* _Set problem_
Search the material for the word "dashdot" and copy each line that holds it.

Records about charts and figures

==================================================

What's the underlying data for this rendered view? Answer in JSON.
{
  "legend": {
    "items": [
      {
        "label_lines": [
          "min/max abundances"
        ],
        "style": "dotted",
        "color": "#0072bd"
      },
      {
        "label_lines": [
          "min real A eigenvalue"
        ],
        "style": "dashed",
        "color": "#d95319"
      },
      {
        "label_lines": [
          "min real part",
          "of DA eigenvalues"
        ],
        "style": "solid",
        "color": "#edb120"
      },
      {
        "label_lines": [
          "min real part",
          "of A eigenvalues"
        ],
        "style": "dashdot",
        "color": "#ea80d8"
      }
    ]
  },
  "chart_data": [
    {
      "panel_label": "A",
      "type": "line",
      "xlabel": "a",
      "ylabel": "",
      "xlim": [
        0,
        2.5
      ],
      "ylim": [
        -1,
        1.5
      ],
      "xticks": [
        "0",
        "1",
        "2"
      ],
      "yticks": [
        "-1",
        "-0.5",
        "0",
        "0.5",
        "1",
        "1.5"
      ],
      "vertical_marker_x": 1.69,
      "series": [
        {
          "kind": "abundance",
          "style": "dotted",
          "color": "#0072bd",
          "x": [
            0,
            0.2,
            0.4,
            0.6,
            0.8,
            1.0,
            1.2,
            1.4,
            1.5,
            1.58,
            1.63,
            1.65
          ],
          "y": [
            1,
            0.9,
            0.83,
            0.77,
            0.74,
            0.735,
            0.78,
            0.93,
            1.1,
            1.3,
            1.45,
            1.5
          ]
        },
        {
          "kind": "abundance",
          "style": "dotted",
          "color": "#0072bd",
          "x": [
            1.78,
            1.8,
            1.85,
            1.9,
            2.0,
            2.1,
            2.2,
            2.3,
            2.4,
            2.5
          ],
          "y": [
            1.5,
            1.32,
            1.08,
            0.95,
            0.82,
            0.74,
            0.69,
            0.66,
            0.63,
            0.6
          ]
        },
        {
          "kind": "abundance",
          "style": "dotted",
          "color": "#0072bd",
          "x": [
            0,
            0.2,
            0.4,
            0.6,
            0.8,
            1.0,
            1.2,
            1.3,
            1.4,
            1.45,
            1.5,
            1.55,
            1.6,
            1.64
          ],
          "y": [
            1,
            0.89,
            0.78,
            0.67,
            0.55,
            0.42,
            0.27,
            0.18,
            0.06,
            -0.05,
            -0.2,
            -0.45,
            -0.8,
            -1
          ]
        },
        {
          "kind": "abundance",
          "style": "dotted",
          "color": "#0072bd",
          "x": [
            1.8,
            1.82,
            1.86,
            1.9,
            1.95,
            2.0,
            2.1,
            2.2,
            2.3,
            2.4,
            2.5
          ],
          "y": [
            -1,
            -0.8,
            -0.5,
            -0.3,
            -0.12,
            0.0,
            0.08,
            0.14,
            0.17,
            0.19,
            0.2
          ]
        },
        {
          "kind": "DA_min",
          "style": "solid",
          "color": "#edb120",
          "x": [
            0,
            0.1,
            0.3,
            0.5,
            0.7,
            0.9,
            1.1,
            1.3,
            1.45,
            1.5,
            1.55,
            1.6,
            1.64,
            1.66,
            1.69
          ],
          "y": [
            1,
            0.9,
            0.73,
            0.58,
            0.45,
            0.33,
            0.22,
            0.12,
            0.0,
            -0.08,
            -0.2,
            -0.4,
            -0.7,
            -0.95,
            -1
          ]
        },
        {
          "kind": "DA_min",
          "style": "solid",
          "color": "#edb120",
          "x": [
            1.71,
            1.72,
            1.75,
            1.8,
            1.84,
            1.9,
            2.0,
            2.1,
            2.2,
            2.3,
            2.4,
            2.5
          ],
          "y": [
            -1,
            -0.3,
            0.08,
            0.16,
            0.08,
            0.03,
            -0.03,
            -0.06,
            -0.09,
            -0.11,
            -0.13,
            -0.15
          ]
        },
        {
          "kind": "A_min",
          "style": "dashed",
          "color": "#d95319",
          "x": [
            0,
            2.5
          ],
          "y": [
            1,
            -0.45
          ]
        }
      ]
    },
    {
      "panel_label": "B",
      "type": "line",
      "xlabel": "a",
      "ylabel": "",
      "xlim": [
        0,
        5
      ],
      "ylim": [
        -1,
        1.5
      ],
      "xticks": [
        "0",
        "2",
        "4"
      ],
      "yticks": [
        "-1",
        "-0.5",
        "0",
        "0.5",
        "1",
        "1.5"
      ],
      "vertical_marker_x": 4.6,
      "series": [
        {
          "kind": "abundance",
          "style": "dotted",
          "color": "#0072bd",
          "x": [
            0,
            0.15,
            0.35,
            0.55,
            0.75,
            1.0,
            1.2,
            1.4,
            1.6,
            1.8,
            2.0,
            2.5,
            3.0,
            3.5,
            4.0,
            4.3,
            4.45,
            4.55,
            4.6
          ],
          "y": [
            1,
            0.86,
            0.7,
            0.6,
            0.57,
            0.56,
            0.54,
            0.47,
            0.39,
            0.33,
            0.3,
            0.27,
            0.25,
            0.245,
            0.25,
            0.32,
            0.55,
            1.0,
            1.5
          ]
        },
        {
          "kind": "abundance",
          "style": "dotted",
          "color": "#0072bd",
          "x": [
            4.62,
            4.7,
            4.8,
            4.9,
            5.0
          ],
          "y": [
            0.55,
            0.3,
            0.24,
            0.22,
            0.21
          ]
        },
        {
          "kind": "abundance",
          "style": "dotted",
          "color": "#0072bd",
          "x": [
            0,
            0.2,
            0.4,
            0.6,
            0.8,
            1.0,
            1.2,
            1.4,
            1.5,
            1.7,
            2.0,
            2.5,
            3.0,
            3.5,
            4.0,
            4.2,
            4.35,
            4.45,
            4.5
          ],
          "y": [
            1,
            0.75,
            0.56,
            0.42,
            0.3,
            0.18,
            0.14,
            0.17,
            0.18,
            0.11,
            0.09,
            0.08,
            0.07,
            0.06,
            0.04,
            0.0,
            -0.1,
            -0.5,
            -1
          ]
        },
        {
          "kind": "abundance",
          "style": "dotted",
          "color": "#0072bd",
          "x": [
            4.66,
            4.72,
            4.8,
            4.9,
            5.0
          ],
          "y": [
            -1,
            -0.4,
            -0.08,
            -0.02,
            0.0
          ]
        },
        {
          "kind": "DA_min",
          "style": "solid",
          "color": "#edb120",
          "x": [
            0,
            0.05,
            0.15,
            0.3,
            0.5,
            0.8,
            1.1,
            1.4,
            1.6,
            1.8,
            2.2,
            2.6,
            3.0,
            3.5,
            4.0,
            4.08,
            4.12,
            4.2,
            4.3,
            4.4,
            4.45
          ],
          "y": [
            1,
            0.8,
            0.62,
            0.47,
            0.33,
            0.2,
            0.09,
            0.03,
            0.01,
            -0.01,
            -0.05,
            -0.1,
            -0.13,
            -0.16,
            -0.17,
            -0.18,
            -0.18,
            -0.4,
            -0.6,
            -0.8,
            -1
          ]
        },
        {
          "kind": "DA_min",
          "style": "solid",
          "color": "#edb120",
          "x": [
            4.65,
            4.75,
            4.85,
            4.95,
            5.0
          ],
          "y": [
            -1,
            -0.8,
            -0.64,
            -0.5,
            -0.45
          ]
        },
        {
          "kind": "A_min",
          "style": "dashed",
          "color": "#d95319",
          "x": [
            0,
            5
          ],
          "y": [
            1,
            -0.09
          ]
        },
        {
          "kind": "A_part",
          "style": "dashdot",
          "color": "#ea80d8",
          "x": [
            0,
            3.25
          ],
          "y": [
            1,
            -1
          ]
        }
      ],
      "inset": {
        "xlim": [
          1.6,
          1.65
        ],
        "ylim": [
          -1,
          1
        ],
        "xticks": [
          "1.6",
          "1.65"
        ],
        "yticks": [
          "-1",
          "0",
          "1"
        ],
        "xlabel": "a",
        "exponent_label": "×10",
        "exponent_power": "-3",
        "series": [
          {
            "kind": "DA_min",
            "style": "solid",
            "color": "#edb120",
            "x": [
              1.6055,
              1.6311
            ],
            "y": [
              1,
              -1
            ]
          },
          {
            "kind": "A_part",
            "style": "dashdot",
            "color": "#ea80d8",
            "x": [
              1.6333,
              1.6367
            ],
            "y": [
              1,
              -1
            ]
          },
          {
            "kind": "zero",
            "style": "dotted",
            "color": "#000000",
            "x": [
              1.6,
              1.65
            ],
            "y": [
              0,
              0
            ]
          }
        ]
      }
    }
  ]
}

==================================================

* _In response_
        "style": "dashdot",
          "style": "dashdot",
            "style": "dashdot",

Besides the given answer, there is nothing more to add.